■ **Required work**
Every line must be returned precisely as it is written.

■ **Record set**
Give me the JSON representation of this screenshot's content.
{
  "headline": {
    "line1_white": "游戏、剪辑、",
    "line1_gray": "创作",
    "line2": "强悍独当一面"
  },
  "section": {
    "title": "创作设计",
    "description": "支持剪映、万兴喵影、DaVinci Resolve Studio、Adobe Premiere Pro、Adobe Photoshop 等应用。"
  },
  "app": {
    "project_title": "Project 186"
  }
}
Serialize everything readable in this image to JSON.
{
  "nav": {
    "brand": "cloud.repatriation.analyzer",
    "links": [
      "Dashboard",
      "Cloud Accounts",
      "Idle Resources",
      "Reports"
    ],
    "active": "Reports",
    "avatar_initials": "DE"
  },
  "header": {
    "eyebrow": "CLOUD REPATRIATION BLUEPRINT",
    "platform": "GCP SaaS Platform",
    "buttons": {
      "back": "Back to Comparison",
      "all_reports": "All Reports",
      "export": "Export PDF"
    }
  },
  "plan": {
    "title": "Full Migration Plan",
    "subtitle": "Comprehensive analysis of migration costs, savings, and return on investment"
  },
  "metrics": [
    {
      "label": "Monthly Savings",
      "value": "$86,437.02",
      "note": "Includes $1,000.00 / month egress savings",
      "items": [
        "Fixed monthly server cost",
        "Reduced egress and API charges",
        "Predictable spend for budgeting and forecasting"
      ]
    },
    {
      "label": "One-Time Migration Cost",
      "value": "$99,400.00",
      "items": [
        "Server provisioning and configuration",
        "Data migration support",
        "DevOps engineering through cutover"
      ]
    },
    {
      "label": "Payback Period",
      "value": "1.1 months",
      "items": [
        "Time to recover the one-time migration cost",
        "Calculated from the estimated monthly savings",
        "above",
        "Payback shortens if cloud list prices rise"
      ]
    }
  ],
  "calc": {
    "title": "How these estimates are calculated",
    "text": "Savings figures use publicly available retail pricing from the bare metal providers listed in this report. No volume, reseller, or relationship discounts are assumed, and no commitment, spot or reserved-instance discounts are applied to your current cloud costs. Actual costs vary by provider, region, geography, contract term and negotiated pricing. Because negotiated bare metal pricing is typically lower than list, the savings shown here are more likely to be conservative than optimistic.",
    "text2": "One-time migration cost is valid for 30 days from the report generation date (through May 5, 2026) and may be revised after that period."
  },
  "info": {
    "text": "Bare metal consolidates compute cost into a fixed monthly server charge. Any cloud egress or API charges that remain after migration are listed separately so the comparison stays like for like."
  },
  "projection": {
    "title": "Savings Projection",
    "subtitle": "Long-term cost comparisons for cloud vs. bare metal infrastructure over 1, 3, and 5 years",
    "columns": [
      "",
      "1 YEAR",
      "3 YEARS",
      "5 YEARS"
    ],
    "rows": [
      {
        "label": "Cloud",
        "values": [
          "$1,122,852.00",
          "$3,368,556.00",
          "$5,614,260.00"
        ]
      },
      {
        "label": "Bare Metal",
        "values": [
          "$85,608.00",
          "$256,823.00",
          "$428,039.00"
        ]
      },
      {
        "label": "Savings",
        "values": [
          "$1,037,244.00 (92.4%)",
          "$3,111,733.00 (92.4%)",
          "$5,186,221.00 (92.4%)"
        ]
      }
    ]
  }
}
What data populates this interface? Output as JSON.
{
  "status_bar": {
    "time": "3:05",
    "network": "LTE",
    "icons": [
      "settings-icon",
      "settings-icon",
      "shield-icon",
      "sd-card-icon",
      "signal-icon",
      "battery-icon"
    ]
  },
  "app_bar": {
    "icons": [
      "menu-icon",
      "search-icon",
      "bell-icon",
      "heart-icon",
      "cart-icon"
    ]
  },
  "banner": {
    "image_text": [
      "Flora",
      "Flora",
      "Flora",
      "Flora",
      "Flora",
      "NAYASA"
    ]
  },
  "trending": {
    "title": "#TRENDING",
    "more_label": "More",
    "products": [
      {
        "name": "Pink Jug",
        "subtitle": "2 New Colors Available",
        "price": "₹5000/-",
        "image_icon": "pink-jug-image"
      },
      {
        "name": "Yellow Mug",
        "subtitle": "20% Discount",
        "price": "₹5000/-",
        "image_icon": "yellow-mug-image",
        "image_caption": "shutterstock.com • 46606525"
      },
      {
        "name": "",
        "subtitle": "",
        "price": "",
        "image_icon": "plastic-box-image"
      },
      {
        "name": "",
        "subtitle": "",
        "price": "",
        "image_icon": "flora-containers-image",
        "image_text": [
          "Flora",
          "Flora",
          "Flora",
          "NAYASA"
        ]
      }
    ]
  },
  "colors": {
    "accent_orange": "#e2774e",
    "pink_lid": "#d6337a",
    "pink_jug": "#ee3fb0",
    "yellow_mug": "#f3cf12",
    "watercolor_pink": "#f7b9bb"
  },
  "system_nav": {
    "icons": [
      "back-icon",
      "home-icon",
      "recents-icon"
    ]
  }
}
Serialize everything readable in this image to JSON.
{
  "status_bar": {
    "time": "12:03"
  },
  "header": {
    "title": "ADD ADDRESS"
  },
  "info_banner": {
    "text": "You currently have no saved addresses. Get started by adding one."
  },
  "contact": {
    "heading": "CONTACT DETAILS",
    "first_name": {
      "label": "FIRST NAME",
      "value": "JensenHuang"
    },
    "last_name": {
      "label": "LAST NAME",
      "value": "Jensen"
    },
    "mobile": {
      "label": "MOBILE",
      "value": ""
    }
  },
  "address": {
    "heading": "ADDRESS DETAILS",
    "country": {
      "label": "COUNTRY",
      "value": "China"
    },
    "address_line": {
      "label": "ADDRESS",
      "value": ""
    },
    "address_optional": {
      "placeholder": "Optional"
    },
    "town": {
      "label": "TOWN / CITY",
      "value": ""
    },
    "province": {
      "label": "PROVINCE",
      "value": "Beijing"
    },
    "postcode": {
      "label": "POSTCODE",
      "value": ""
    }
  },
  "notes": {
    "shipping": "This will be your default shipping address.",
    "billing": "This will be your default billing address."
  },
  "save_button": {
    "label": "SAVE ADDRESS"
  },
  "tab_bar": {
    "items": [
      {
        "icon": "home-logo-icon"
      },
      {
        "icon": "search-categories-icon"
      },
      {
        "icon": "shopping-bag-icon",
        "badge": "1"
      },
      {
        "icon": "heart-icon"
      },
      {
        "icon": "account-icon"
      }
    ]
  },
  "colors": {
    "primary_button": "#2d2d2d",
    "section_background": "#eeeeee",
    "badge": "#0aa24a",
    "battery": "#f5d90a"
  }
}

■ **Task result**
Give me the JSON representation of this screenshot's content.
{
  "headline": {
    "line1_white": "游戏、剪辑、",
    "line1_gray": "创作",
    "line2": "强悍独当一面"
  },
  "section": {
    "title": "创作设计",
    "description": "支持剪映、万兴喵影、DaVinci Resolve Studio、Adobe Premiere Pro、Adobe Photoshop 等应用。"
  },
  "app": {
    "project_title": "Project 186"
  }
}
Serialize everything readable in this image to JSON.
{
  "nav": {
    "brand": "cloud.repatriation.analyzer",
    "links": [
      "Dashboard",
      "Cloud Accounts",
      "Idle Resources",
      "Reports"
    ],
    "active": "Reports",
    "avatar_initials": "DE"
  },
  "header": {
    "eyebrow": "CLOUD REPATRIATION BLUEPRINT",
    "platform": "GCP SaaS Platform",
    "buttons": {
      "back": "Back to Comparison",
      "all_reports": "All Reports",
      "export": "Export PDF"
    }
  },
  "plan": {
    "title": "Full Migration Plan",
    "subtitle": "Comprehensive analysis of migration costs, savings, and return on investment"
  },
  "metrics": [
    {
      "label": "Monthly Savings",
      "value": "$86,437.02",
      "note": "Includes $1,000.00 / month egress savings",
      "items": [
        "Fixed monthly server cost",
        "Reduced egress and API charges",
        "Predictable spend for budgeting and forecasting"
      ]
    },
    {
      "label": "One-Time Migration Cost",
      "value": "$99,400.00",
      "items": [
        "Server provisioning and configuration",
        "Data migration support",
        "DevOps engineering through cutover"
      ]
    },
    {
      "label": "Payback Period",
      "value": "1.1 months",
      "items": [
        "Time to recover the one-time migration cost",
        "Calculated from the estimated monthly savings",
        "above",
        "Payback shortens if cloud list prices rise"
      ]
    }
  ],
  "calc": {
    "title": "How these estimates are calculated",
    "text": "Savings figures use publicly available retail pricing from the bare metal providers listed in this report. No volume, reseller, or relationship discounts are assumed, and no commitment, spot or reserved-instance discounts are applied to your current cloud costs. Actual costs vary by provider, region, geography, contract term and negotiated pricing. Because negotiated bare metal pricing is typically lower than list, the savings shown here are more likely to be conservative than optimistic.",
    "text2": "One-time migration cost is valid for 30 days from the report generation date (through May 5, 2026) and may be revised after that period."
  },
  "info": {
    "text": "Bare metal consolidates compute cost into a fixed monthly server charge. Any cloud egress or API charges that remain after migration are listed separately so the comparison stays like for like."
  },
  "projection": {
    "title": "Savings Projection",
    "subtitle": "Long-term cost comparisons for cloud vs. bare metal infrastructure over 1, 3, and 5 years",
    "columns": [
      "",
      "1 YEAR",
      "3 YEARS",
      "5 YEARS"
    ],
    "rows": [
      {
        "label": "Cloud",
        "values": [
          "$1,122,852.00",
          "$3,368,556.00",
          "$5,614,260.00"
        ]
      },
      {
        "label": "Bare Metal",
        "values": [
          "$85,608.00",
          "$256,823.00",
          "$428,039.00"
        ]
      },
      {
        "label": "Savings",
        "values": [
          "$1,037,244.00 (92.4%)",
          "$3,111,733.00 (92.4%)",
          "$5,186,221.00 (92.4%)"
        ]
      }
    ]
  }
}
What data populates this interface? Output as JSON.
{
  "status_bar": {
    "time": "3:05",
    "network": "LTE",
    "icons": [
      "settings-icon",
      "settings-icon",
      "shield-icon",
      "sd-card-icon",
      "signal-icon",
      "battery-icon"
    ]
  },
  "app_bar": {
    "icons": [
      "menu-icon",
      "search-icon",
      "bell-icon",
      "heart-icon",
      "cart-icon"
    ]
  },
  "banner": {
    "image_text": [
      "Flora",
      "Flora",
      "Flora",
      "Flora",
      "Flora",
      "NAYASA"
    ]
  },
  "trending": {
    "title": "#TRENDING",
    "more_label": "More",
    "products": [
      {
        "name": "Pink Jug",
        "subtitle": "2 New Colors Available",
        "price": "₹5000/-",
        "image_icon": "pink-jug-image"
      },
      {
        "name": "Yellow Mug",
        "subtitle": "20% Discount",
        "price": "₹5000/-",
        "image_icon": "yellow-mug-image",
        "image_caption": "shutterstock.com • 46606525"
      },
      {
        "name": "",
        "subtitle": "",
        "price": "",
        "image_icon": "plastic-box-image"
      },
      {
        "name": "",
        "subtitle": "",
        "price": "",
        "image_icon": "flora-containers-image",
        "image_text": [
          "Flora",
          "Flora",
          "Flora",
          "NAYASA"
        ]
      }
    ]
  },
  "colors": {
    "accent_orange": "#e2774e",
    "pink_lid": "#d6337a",
    "pink_jug": "#ee3fb0",
    "yellow_mug": "#f3cf12",
    "watercolor_pink": "#f7b9bb"
  },
  "system_nav": {
    "icons": [
      "back-icon",
      "home-icon",
      "recents-icon"
    ]
  }
}
Serialize everything readable in this image to JSON.
{
  "status_bar": {
    "time": "12:03"
  },
  "header": {
    "title": "ADD ADDRESS"
  },
  "info_banner": {
    "text": "You currently have no saved addresses. Get started by adding one."
  },
  "contact": {
    "heading": "CONTACT DETAILS",
    "first_name": {
      "label": "FIRST NAME",
      "value": "JensenHuang"
    },
    "last_name": {
      "label": "LAST NAME",
      "value": "Jensen"
    },
    "mobile": {
      "label": "MOBILE",
      "value": ""
    }
  },
  "address": {
    "heading": "ADDRESS DETAILS",
    "country": {
      "label": "COUNTRY",
      "value": "China"
    },
    "address_line": {
      "label": "ADDRESS",
      "value": ""
    },
    "address_optional": {
      "placeholder": "Optional"
    },
    "town": {
      "label": "TOWN / CITY",
      "value": ""
    },
    "province": {
      "label": "PROVINCE",
      "value": "Beijing"
    },
    "postcode": {
      "label": "POSTCODE",
      "value": ""
    }
  },
  "notes": {
    "shipping": "This will be your default shipping address.",
    "billing": "This will be your default billing address."
  },
  "save_button": {
    "label": "SAVE ADDRESS"
  },
  "tab_bar": {
    "items": [
      {
        "icon": "home-logo-icon"
      },
      {
        "icon": "search-categories-icon"
      },
      {
        "icon": "shopping-bag-icon",
        "badge": "1"
      },
      {
        "icon": "heart-icon"
      },
      {
        "icon": "account-icon"
      }
    ]
  },
  "colors": {
    "primary_button": "#2d2d2d",
    "section_background": "#eeeeee",
    "badge": "#0aa24a",
    "battery": "#f5d90a"
  }
}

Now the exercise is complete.